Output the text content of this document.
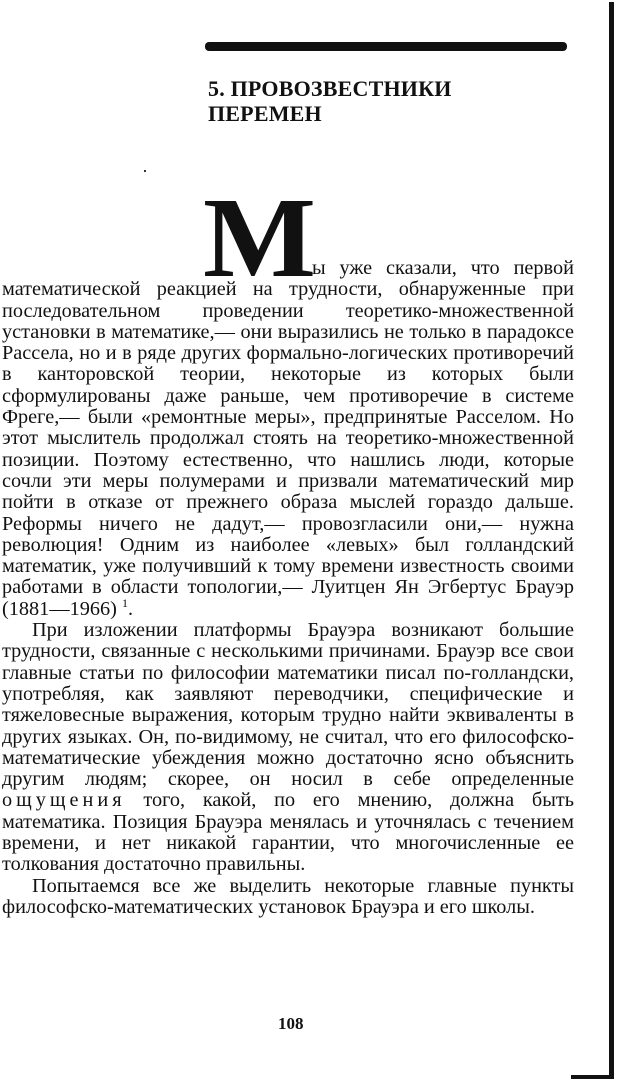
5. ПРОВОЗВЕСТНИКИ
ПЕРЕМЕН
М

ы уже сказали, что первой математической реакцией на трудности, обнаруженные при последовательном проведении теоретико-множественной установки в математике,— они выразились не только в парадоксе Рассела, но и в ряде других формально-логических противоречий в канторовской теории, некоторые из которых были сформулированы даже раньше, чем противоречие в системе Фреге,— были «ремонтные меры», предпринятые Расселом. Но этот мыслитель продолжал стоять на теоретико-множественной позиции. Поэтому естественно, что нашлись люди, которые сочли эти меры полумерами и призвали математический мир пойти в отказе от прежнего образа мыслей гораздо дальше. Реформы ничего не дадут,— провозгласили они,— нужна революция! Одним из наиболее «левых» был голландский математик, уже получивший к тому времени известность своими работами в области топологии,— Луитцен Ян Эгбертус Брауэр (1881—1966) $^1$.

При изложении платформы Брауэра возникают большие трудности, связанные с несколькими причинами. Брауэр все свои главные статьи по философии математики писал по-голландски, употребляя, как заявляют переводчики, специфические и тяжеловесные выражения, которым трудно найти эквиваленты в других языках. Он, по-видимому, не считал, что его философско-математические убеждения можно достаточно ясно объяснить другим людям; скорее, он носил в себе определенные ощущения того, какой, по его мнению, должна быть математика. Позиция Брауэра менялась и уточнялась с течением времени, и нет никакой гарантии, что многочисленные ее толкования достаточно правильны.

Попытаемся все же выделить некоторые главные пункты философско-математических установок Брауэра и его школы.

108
◆ ◆ ◆ ◆
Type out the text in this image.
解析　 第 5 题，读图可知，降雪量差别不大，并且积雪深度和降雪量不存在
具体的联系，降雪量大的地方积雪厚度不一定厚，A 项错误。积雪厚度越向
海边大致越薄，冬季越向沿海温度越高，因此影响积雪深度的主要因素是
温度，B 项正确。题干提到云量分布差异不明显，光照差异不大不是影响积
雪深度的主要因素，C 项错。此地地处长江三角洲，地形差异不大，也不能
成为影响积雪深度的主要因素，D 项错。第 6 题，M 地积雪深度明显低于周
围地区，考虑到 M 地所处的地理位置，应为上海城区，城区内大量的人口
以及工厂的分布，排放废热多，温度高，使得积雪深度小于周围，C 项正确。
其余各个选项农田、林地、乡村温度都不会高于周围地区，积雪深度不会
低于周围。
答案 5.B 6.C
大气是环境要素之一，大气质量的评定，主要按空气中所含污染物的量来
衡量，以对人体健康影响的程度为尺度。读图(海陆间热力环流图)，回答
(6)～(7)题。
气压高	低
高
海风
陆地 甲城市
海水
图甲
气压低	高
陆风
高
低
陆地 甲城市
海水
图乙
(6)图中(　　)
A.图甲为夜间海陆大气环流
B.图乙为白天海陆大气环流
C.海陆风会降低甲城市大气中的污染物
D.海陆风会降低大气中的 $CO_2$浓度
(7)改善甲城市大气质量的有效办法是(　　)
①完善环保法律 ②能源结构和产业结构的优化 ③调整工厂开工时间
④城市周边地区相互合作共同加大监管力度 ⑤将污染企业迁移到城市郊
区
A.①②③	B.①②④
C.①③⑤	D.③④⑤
◆ ◆ ◆ ◆
What you are asked to do »
Copy out each line that contains the word "text".

Answer for this exercise »
Output the text content of this document.
Type out the text in this image.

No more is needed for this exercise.